▶ _Aim of the exercise_: Give back the entire listing verbatim.

▶ _Records_:
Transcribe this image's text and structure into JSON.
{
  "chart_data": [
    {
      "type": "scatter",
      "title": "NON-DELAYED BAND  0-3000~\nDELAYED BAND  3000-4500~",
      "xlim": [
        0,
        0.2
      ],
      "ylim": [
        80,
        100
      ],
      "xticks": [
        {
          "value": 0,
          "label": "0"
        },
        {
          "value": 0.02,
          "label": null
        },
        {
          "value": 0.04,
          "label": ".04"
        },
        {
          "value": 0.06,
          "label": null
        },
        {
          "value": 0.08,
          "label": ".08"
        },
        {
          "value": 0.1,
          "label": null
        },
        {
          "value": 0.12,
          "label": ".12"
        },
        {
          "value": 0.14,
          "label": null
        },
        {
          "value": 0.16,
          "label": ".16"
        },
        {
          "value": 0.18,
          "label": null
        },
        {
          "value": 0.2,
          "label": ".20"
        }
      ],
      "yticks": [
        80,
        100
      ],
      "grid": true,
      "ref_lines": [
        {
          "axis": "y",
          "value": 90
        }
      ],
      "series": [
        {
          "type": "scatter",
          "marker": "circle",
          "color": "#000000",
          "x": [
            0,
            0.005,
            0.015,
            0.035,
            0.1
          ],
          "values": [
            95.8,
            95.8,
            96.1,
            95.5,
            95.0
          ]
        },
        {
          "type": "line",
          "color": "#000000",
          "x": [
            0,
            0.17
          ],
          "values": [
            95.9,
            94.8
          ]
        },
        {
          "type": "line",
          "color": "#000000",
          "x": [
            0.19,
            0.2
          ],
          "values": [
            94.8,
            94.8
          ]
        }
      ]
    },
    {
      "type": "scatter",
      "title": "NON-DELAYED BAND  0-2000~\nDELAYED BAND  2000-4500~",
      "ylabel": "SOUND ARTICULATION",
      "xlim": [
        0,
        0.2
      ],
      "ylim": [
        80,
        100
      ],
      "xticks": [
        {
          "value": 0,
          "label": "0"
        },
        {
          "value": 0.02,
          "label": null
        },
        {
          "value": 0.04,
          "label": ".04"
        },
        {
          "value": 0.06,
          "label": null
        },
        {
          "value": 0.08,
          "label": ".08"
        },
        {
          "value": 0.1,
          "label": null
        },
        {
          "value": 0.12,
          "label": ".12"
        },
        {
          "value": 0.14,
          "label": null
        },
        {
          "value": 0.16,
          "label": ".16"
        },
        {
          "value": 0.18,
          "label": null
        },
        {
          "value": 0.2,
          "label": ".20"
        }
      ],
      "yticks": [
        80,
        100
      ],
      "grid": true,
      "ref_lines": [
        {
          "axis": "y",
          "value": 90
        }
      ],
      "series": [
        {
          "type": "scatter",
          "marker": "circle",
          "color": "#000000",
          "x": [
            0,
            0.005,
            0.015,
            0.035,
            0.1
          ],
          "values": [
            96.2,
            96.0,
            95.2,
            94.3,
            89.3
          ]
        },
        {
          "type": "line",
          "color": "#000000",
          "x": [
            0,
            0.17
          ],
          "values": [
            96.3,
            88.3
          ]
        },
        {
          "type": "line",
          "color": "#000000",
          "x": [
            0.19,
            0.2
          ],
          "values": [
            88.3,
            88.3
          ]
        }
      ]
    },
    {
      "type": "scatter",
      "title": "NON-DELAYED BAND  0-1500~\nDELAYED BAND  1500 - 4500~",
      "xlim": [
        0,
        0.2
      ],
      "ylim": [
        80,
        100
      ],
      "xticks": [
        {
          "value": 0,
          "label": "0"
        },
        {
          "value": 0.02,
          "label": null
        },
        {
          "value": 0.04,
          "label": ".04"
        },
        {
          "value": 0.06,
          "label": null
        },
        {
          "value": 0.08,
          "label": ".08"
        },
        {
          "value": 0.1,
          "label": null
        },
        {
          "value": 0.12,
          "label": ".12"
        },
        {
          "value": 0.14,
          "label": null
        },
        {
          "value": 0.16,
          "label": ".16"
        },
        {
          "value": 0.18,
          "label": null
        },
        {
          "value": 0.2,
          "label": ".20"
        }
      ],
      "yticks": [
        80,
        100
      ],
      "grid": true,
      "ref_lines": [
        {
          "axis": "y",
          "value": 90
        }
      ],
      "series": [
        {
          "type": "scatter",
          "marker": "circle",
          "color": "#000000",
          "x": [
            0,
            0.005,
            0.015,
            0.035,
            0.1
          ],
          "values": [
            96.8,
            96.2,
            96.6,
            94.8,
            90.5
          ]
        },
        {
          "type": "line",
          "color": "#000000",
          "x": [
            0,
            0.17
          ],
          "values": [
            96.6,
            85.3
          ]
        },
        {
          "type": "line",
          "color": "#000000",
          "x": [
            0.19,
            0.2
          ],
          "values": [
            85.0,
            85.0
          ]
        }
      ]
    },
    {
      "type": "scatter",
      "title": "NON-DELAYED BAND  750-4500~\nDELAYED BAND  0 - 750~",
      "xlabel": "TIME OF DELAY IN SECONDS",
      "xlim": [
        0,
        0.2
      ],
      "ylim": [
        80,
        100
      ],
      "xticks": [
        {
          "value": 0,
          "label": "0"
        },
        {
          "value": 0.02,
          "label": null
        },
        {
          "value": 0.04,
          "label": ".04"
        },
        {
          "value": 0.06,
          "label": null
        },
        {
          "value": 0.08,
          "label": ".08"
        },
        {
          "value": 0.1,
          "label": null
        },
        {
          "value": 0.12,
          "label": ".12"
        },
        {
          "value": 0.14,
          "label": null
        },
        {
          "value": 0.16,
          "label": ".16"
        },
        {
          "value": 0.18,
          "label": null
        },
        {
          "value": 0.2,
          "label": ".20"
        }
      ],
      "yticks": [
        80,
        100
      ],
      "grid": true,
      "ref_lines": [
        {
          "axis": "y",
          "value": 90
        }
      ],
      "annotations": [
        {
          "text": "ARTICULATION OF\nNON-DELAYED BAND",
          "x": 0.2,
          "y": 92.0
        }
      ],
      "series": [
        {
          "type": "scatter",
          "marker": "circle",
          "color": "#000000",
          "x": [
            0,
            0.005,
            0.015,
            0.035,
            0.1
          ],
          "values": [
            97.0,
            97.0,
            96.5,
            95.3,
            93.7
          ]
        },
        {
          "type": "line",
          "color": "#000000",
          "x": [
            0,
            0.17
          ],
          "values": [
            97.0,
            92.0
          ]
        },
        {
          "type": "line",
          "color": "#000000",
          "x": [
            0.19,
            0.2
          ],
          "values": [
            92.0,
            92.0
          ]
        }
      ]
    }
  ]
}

▶ _Full response_:
Transcribe this image's text and structure into JSON.
{
  "chart_data": [
    {
      "type": "scatter",
      "title": "NON-DELAYED BAND  0-3000~\nDELAYED BAND  3000-4500~",
      "xlim": [
        0,
        0.2
      ],
      "ylim": [
        80,
        100
      ],
      "xticks": [
        {
          "value": 0,
          "label": "0"
        },
        {
          "value": 0.02,
          "label": null
        },
        {
          "value": 0.04,
          "label": ".04"
        },
        {
          "value": 0.06,
          "label": null
        },
        {
          "value": 0.08,
          "label": ".08"
        },
        {
          "value": 0.1,
          "label": null
        },
        {
          "value": 0.12,
          "label": ".12"
        },
        {
          "value": 0.14,
          "label": null
        },
        {
          "value": 0.16,
          "label": ".16"
        },
        {
          "value": 0.18,
          "label": null
        },
        {
          "value": 0.2,
          "label": ".20"
        }
      ],
      "yticks": [
        80,
        100
      ],
      "grid": true,
      "ref_lines": [
        {
          "axis": "y",
          "value": 90
        }
      ],
      "series": [
        {
          "type": "scatter",
          "marker": "circle",
          "color": "#000000",
          "x": [
            0,
            0.005,
            0.015,
            0.035,
            0.1
          ],
          "values": [
            95.8,
            95.8,
            96.1,
            95.5,
            95.0
          ]
        },
        {
          "type": "line",
          "color": "#000000",
          "x": [
            0,
            0.17
          ],
          "values": [
            95.9,
            94.8
          ]
        },
        {
          "type": "line",
          "color": "#000000",
          "x": [
            0.19,
            0.2
          ],
          "values": [
            94.8,
            94.8
          ]
        }
      ]
    },
    {
      "type": "scatter",
      "title": "NON-DELAYED BAND  0-2000~\nDELAYED BAND  2000-4500~",
      "ylabel": "SOUND ARTICULATION",
      "xlim": [
        0,
        0.2
      ],
      "ylim": [
        80,
        100
      ],
      "xticks": [
        {
          "value": 0,
          "label": "0"
        },
        {
          "value": 0.02,
          "label": null
        },
        {
          "value": 0.04,
          "label": ".04"
        },
        {
          "value": 0.06,
          "label": null
        },
        {
          "value": 0.08,
          "label": ".08"
        },
        {
          "value": 0.1,
          "label": null
        },
        {
          "value": 0.12,
          "label": ".12"
        },
        {
          "value": 0.14,
          "label": null
        },
        {
          "value": 0.16,
          "label": ".16"
        },
        {
          "value": 0.18,
          "label": null
        },
        {
          "value": 0.2,
          "label": ".20"
        }
      ],
      "yticks": [
        80,
        100
      ],
      "grid": true,
      "ref_lines": [
        {
          "axis": "y",
          "value": 90
        }
      ],
      "series": [
        {
          "type": "scatter",
          "marker": "circle",
          "color": "#000000",
          "x": [
            0,
            0.005,
            0.015,
            0.035,
            0.1
          ],
          "values": [
            96.2,
            96.0,
            95.2,
            94.3,
            89.3
          ]
        },
        {
          "type": "line",
          "color": "#000000",
          "x": [
            0,
            0.17
          ],
          "values": [
            96.3,
            88.3
          ]
        },
        {
          "type": "line",
          "color": "#000000",
          "x": [
            0.19,
            0.2
          ],
          "values": [
            88.3,
            88.3
          ]
        }
      ]
    },
    {
      "type": "scatter",
      "title": "NON-DELAYED BAND  0-1500~\nDELAYED BAND  1500 - 4500~",
      "xlim": [
        0,
        0.2
      ],
      "ylim": [
        80,
        100
      ],
      "xticks": [
        {
          "value": 0,
          "label": "0"
        },
        {
          "value": 0.02,
          "label": null
        },
        {
          "value": 0.04,
          "label": ".04"
        },
        {
          "value": 0.06,
          "label": null
        },
        {
          "value": 0.08,
          "label": ".08"
        },
        {
          "value": 0.1,
          "label": null
        },
        {
          "value": 0.12,
          "label": ".12"
        },
        {
          "value": 0.14,
          "label": null
        },
        {
          "value": 0.16,
          "label": ".16"
        },
        {
          "value": 0.18,
          "label": null
        },
        {
          "value": 0.2,
          "label": ".20"
        }
      ],
      "yticks": [
        80,
        100
      ],
      "grid": true,
      "ref_lines": [
        {
          "axis": "y",
          "value": 90
        }
      ],
      "series": [
        {
          "type": "scatter",
          "marker": "circle",
          "color": "#000000",
          "x": [
            0,
            0.005,
            0.015,
            0.035,
            0.1
          ],
          "values": [
            96.8,
            96.2,
            96.6,
            94.8,
            90.5
          ]
        },
        {
          "type": "line",
          "color": "#000000",
          "x": [
            0,
            0.17
          ],
          "values": [
            96.6,
            85.3
          ]
        },
        {
          "type": "line",
          "color": "#000000",
          "x": [
            0.19,
            0.2
          ],
          "values": [
            85.0,
            85.0
          ]
        }
      ]
    },
    {
      "type": "scatter",
      "title": "NON-DELAYED BAND  750-4500~\nDELAYED BAND  0 - 750~",
      "xlabel": "TIME OF DELAY IN SECONDS",
      "xlim": [
        0,
        0.2
      ],
      "ylim": [
        80,
        100
      ],
      "xticks": [
        {
          "value": 0,
          "label": "0"
        },
        {
          "value": 0.02,
          "label": null
        },
        {
          "value": 0.04,
          "label": ".04"
        },
        {
          "value": 0.06,
          "label": null
        },
        {
          "value": 0.08,
          "label": ".08"
        },
        {
          "value": 0.1,
          "label": null
        },
        {
          "value": 0.12,
          "label": ".12"
        },
        {
          "value": 0.14,
          "label": null
        },
        {
          "value": 0.16,
          "label": ".16"
        },
        {
          "value": 0.18,
          "label": null
        },
        {
          "value": 0.2,
          "label": ".20"
        }
      ],
      "yticks": [
        80,
        100
      ],
      "grid": true,
      "ref_lines": [
        {
          "axis": "y",
          "value": 90
        }
      ],
      "annotations": [
        {
          "text": "ARTICULATION OF\nNON-DELAYED BAND",
          "x": 0.2,
          "y": 92.0
        }
      ],
      "series": [
        {
          "type": "scatter",
          "marker": "circle",
          "color": "#000000",
          "x": [
            0,
            0.005,
            0.015,
            0.035,
            0.1
          ],
          "values": [
            97.0,
            97.0,
            96.5,
            95.3,
            93.7
          ]
        },
        {
          "type": "line",
          "color": "#000000",
          "x": [
            0,
            0.17
          ],
          "values": [
            97.0,
            92.0
          ]
        },
        {
          "type": "line",
          "color": "#000000",
          "x": [
            0.19,
            0.2
          ],
          "values": [
            92.0,
            92.0
          ]
        }
      ]
    }
  ]
}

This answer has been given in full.